## REQUIREMENTS:
1) Answer these questions using the bootloader passage:
(a) What does the writer recommend looking at, and where can it be found?
(b) From what physical address is a bootloader guaranteed to be loaded and run?
(c) Into which register is the boot drive number loaded?
2) Reproduce the bootloader passage word for word, starting with "I recommend looking" and going on through "the DL register.".
3) Write what comes next in the bootloader passage, picking up after its final sentence.

# start of READING TEXT

Since there are a number of issues not covered in the other answer, I'll provide a new answer.
I recommend looking at my General Bootloader Tips in this other Stackoverflow answer. In particular the first few tips apply here:
When the BIOS jumps to your code you can't rely on CS,DS,ES,SS,SP registers having valid or expected values. They should be set up appropriately when your bootloader starts. You can only be guaranteed that your bootloader will be loaded and run from physical address 0x00007c00 and that the boot drive number is loaded into the DL register.

# end of READING TEXT
# start of PROVIDED MATERIAL

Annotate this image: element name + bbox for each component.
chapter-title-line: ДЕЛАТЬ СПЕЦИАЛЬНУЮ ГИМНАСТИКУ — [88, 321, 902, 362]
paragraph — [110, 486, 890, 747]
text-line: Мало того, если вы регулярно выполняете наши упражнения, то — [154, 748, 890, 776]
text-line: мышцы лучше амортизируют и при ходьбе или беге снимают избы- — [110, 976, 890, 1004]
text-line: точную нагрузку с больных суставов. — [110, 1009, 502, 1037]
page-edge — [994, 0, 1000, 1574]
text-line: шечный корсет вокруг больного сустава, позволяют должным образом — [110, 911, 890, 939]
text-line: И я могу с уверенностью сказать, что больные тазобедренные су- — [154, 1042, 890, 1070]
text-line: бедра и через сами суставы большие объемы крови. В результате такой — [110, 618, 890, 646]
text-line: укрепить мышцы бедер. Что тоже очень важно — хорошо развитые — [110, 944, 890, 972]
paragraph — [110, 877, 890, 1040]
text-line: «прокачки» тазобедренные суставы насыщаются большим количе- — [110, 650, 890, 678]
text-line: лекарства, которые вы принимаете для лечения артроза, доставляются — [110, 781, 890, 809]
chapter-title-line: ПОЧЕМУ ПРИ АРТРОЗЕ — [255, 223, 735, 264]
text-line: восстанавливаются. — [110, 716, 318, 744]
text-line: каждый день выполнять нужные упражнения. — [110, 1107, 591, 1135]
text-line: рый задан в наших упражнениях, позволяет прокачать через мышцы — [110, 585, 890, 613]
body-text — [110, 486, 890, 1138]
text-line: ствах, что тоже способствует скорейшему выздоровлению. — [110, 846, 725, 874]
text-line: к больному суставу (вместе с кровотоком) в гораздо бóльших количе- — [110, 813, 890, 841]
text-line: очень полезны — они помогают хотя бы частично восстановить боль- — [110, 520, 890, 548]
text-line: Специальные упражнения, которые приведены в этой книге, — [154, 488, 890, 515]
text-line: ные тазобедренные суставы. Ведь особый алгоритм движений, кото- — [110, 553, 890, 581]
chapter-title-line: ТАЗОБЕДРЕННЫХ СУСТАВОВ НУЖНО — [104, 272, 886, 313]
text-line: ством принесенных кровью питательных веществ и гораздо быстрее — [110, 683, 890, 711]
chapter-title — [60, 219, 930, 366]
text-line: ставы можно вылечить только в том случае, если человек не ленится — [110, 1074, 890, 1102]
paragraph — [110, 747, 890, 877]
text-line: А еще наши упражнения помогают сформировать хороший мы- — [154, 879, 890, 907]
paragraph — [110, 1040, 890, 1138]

# end of PROVIDED MATERIAL

## ANSWERS TO THE EXERCISES:
1)
(a) The writer's General Bootloader Tips, in another Stackoverflow answer.
(b) 0x00007c00.
(c) The DL register.

2)
I recommend looking at my General Bootloader Tips in this other Stackoverflow answer. In particular the first few tips apply here:
When the BIOS jumps to your code you can't rely on CS,DS,ES,SS,SP registers having valid or expected values. They should be set up appropriately when your bootloader starts. You can only be guaranteed that your bootloader will be loaded and run from physical address 0x00007c00 and that the boot drive number is loaded into the DL register.

3)
The direction flag used by lodsb, movsb etc could be either set or cleared. If the direction flag is set improperly SI/DI registers may be adjusted in the wrong direction. Use STD/CLD to set it to the direction you wish (CLD=forward/STD=backwards). In this case the code assumes forward movement so one should use CLD. More on this can be found in an instruction set reference
When jumping to a kernel it is generally a good idea to FAR JMP to it so that it properly sets CS:IP to expected values. This can avoid problems with kernel code that may do absolute near JMPs and CALLs within the same segment.
In your code your bootloader should set up a stack pointer in SS:SP. Placing it just below the bootloader is reasonable at 0x0000:0x7c00. You should save DL register before destroying it because it contains the boot drive number. You could push it on the stack at the start and restore it when you set up the disk related routines accessed int 13h. You shouldn't assume that ES or DS (DS in particular) are set to the value of 0. Since you use an ORG of 0x7c00 the segments need 0x0000. (0x0000<<4)+0x7c00 = physical address 0x07c00.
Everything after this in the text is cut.